## [DATA SUPPLIED]

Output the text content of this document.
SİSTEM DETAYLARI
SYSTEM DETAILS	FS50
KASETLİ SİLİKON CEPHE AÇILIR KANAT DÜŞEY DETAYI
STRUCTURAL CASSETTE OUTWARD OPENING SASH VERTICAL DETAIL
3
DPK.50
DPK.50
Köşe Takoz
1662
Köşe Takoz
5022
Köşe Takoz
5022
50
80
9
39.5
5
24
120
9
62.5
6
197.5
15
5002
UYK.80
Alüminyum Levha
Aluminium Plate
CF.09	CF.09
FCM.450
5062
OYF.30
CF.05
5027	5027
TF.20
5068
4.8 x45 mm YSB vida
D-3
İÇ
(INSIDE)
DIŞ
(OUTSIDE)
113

## [INSTRUCTIONS TO FOLLOW]
Faithfully reproduce all of the records, character for character.

## [RESULT OF THIS TASK]
Output the text content of this document.
SİSTEM DETAYLARI
SYSTEM DETAILS	FS50
KASETLİ SİLİKON CEPHE AÇILIR KANAT DÜŞEY DETAYI
STRUCTURAL CASSETTE OUTWARD OPENING SASH VERTICAL DETAIL
3
DPK.50
DPK.50
Köşe Takoz
1662
Köşe Takoz
5022
Köşe Takoz
5022
50
80
9
39.5
5
24
120
9
62.5
6
197.5
15
5002
UYK.80
Alüminyum Levha
Aluminium Plate
CF.09	CF.09
FCM.450
5062
OYF.30
CF.05
5027	5027
TF.20
5068
4.8 x45 mm YSB vida
D-3
İÇ
(INSIDE)
DIŞ
(OUTSIDE)
113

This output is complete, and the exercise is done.